• **WHAT YOU WILL DO**: Tally up the lines that include "ylabel" and state that number by itself.

==============================

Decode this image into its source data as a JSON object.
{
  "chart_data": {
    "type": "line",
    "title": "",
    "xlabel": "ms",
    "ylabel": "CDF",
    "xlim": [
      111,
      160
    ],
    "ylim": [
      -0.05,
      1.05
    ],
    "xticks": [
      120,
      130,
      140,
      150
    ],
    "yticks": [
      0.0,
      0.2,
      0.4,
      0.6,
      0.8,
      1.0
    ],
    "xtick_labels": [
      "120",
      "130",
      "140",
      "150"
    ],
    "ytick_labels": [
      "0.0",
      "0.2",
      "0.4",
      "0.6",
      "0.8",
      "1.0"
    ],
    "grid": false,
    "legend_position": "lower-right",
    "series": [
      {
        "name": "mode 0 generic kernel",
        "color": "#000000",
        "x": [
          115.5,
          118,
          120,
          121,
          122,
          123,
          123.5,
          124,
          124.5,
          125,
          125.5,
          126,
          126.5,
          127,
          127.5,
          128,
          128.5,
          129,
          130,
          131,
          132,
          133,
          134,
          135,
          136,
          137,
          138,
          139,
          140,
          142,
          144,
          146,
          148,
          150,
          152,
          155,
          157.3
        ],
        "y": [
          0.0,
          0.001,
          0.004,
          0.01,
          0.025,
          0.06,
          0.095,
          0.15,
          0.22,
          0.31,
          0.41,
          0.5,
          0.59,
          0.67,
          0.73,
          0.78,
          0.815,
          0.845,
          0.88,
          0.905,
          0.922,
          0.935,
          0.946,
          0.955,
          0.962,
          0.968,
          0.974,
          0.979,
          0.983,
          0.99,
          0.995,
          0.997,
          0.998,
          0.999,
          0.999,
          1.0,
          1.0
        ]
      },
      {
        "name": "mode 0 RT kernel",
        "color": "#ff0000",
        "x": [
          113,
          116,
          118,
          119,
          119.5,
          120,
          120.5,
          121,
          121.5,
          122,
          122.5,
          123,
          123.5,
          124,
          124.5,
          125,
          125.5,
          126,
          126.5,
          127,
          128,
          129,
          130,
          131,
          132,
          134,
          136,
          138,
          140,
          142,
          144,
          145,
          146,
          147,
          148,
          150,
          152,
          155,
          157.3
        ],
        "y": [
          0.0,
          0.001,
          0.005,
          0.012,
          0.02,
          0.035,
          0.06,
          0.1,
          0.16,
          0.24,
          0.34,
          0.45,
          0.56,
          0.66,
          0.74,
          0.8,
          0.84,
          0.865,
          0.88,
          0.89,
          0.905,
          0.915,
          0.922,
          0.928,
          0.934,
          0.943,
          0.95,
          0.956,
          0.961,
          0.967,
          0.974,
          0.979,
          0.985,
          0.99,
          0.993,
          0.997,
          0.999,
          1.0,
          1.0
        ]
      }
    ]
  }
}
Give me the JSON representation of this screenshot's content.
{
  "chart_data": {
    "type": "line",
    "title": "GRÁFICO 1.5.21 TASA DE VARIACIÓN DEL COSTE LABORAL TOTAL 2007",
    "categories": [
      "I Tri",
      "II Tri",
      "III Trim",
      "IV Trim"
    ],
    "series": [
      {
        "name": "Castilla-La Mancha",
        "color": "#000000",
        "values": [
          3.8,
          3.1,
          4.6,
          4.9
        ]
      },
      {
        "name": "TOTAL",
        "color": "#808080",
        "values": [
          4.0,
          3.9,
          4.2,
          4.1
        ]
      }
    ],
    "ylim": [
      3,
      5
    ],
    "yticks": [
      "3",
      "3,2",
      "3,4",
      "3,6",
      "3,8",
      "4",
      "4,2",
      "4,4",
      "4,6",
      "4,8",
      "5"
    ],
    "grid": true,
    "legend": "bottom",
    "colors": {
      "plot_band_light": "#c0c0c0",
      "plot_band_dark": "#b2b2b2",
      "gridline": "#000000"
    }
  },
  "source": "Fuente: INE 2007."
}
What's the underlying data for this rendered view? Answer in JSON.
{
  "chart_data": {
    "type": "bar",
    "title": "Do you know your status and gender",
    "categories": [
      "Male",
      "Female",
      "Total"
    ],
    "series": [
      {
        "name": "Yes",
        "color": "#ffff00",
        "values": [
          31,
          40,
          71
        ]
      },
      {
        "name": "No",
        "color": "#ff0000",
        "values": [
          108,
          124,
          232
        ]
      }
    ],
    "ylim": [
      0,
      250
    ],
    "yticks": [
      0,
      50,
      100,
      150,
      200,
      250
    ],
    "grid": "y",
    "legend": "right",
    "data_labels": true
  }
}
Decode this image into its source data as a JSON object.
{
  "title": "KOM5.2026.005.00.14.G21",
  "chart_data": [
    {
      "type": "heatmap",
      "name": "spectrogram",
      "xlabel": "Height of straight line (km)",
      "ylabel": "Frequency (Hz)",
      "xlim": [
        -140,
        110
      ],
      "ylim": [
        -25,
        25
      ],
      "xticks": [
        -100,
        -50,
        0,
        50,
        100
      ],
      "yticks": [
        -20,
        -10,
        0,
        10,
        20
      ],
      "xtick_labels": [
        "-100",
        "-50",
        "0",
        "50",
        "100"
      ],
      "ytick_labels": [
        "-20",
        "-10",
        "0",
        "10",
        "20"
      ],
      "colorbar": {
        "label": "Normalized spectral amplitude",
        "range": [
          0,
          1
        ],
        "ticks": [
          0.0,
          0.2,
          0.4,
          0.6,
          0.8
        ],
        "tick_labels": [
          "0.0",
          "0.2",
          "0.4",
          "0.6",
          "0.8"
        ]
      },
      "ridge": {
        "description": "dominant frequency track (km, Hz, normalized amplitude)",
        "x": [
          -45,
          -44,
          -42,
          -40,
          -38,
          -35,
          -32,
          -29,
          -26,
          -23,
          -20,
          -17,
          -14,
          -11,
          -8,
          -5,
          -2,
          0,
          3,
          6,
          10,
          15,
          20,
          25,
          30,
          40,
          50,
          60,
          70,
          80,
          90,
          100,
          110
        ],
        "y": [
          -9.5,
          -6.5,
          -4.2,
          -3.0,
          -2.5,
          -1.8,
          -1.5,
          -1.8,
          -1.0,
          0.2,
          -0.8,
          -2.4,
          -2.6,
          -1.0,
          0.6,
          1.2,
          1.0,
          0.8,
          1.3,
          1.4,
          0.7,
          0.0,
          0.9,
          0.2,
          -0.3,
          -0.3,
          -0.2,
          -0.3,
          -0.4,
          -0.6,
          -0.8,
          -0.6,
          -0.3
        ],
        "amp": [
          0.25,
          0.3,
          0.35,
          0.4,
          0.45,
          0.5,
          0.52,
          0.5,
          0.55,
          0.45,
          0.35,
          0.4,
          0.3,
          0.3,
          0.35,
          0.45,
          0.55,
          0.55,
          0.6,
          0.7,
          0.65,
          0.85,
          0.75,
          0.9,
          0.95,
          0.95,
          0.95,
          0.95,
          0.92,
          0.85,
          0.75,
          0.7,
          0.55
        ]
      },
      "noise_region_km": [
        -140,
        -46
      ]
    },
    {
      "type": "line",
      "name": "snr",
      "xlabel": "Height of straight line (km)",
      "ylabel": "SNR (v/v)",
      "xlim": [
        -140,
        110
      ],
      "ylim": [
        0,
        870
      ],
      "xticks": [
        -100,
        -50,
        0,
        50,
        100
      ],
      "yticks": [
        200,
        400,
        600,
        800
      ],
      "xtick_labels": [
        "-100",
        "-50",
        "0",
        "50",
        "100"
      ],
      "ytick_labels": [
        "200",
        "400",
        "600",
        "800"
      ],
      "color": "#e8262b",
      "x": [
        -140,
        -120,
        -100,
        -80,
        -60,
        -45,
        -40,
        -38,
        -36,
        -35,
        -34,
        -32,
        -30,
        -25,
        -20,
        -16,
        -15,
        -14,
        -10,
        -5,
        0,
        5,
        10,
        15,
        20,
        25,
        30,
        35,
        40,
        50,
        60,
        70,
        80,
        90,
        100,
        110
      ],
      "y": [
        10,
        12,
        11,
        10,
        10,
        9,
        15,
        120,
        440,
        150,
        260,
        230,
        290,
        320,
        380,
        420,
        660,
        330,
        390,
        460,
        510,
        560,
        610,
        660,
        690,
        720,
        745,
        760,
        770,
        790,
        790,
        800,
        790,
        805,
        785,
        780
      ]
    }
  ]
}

==============================

• **RIGHT ANSWER**: 3